**WORK TO BE COMPLETED:** Which lines include the word "should"? Copy each of them.

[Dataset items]
** BEGIN **

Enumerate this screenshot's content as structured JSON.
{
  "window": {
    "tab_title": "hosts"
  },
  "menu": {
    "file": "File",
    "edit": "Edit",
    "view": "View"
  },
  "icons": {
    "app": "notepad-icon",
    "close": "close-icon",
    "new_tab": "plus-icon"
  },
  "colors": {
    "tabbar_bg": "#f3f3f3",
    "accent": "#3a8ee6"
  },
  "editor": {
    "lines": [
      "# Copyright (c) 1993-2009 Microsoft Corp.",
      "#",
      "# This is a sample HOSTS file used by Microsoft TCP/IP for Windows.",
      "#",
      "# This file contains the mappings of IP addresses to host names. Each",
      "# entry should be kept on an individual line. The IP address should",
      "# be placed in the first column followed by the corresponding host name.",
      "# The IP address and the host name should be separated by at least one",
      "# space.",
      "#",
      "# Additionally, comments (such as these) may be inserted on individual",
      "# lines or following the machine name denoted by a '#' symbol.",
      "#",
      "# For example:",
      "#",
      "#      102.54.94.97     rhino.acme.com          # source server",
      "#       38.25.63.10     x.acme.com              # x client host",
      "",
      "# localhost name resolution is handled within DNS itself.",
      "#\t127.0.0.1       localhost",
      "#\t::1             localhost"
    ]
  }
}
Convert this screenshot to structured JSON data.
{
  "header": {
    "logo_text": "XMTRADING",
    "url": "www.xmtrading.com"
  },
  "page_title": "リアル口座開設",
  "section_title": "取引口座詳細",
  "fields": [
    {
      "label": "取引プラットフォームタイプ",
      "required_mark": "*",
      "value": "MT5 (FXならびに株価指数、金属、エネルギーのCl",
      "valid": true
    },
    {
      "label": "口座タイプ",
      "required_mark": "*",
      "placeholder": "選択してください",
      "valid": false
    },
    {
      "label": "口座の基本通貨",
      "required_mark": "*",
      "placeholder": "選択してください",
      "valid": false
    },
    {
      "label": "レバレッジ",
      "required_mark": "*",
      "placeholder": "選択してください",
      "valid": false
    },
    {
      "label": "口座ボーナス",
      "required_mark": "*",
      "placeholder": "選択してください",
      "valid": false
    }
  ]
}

** END **

**EXERCISE RESPONSE:**
      "# entry should be kept on an individual line. The IP address should",
      "# The IP address and the host name should be separated by at least one",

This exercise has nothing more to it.